*Given problem*. Select, from the material below, each line with "this" in it.

*Exercise materials*.

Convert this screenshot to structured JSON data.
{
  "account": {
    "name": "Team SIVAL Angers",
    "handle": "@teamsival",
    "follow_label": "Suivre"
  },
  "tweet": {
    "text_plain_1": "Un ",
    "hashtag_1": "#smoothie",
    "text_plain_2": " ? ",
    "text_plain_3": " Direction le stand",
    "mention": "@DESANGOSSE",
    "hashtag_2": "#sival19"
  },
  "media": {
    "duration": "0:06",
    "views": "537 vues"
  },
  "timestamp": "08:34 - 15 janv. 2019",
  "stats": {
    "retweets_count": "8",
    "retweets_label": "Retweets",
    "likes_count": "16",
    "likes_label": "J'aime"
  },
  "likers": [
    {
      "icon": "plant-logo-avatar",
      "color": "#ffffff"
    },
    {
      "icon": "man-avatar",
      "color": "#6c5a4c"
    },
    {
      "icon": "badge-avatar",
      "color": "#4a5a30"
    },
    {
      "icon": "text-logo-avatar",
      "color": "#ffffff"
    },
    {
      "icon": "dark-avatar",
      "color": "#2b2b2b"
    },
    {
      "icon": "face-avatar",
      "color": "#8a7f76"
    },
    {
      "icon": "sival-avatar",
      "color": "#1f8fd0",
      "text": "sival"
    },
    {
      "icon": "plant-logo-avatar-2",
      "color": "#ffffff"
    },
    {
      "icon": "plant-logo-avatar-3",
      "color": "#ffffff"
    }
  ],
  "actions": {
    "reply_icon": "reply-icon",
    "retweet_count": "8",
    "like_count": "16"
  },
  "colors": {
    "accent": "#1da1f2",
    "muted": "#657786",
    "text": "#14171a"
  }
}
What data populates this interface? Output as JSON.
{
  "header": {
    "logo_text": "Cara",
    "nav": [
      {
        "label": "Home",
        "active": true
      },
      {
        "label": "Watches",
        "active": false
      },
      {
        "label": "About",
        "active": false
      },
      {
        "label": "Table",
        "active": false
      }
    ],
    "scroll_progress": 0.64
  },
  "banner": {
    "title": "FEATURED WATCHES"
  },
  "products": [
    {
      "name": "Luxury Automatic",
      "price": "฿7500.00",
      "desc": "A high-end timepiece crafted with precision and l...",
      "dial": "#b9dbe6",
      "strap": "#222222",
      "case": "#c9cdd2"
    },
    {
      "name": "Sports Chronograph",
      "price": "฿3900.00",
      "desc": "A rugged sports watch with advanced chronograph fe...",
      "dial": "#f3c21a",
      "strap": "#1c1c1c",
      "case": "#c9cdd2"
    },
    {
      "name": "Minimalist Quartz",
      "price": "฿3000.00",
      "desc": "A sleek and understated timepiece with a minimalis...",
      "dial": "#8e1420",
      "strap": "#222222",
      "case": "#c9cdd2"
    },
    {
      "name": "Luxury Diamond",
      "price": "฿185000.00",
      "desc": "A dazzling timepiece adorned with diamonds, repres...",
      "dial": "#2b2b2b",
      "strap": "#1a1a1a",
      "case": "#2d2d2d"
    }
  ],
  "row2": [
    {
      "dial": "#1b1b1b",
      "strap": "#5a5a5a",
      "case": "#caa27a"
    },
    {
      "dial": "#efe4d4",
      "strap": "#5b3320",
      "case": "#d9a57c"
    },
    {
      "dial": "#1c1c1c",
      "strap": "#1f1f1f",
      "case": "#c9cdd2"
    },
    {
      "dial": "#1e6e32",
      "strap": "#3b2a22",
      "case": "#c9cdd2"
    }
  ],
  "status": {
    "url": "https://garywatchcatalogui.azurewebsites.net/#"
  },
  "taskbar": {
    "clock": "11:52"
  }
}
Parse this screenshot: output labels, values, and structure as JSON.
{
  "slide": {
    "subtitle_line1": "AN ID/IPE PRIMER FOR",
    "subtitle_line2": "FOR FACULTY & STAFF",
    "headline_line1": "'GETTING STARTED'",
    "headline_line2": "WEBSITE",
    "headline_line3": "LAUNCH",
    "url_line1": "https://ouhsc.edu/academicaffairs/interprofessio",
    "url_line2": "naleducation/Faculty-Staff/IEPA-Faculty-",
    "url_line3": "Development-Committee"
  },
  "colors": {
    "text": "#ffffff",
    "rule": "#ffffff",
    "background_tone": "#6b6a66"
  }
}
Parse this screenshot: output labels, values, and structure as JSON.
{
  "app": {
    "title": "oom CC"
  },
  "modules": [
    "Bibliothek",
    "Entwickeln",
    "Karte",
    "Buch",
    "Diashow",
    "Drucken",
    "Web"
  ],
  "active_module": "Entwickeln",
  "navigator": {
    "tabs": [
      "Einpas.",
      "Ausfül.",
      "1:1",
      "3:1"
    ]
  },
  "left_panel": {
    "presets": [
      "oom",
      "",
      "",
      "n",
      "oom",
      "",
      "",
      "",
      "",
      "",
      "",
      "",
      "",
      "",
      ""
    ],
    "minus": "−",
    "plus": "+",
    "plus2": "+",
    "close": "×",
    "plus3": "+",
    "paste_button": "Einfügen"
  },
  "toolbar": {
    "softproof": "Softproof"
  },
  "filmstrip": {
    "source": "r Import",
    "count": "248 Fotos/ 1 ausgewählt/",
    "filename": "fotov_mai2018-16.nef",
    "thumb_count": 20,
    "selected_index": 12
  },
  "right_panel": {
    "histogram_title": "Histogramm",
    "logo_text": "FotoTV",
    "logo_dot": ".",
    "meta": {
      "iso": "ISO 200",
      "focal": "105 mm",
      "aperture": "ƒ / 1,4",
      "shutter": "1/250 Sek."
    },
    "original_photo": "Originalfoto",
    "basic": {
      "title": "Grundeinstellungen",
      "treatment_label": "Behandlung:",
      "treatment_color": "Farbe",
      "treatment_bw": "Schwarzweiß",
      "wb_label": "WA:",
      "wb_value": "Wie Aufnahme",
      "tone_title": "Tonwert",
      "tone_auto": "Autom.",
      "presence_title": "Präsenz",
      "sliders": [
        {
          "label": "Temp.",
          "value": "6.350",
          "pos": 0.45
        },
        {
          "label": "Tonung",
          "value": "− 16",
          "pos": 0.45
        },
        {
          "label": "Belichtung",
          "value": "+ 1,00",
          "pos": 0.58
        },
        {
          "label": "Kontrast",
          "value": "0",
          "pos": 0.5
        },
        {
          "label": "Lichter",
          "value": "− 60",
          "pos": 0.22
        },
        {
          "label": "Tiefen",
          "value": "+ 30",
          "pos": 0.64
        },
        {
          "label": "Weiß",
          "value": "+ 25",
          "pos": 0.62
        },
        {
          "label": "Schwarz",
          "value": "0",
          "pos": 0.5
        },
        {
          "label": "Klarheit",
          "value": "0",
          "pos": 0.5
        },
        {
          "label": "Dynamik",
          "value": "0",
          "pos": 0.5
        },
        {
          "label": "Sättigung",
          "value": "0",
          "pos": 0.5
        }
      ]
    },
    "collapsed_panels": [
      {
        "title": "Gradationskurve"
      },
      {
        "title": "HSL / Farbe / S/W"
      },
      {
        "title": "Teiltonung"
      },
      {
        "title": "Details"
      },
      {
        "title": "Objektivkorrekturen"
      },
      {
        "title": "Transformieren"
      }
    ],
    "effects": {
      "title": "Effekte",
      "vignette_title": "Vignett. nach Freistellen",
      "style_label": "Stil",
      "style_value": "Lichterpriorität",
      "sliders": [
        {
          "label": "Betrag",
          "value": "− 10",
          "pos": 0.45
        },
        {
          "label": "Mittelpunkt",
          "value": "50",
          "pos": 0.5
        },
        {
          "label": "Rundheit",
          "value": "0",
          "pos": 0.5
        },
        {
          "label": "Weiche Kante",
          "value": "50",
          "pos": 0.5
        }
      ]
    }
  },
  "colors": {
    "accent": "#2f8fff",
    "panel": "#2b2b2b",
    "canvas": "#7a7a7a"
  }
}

*Reply to the task*.
Convert this screenshot to structured JSON data.
What data populates this interface? Output as JSON.
Parse this screenshot: output labels, values, and structure as JSON.
Parse this screenshot: output labels, values, and structure as JSON.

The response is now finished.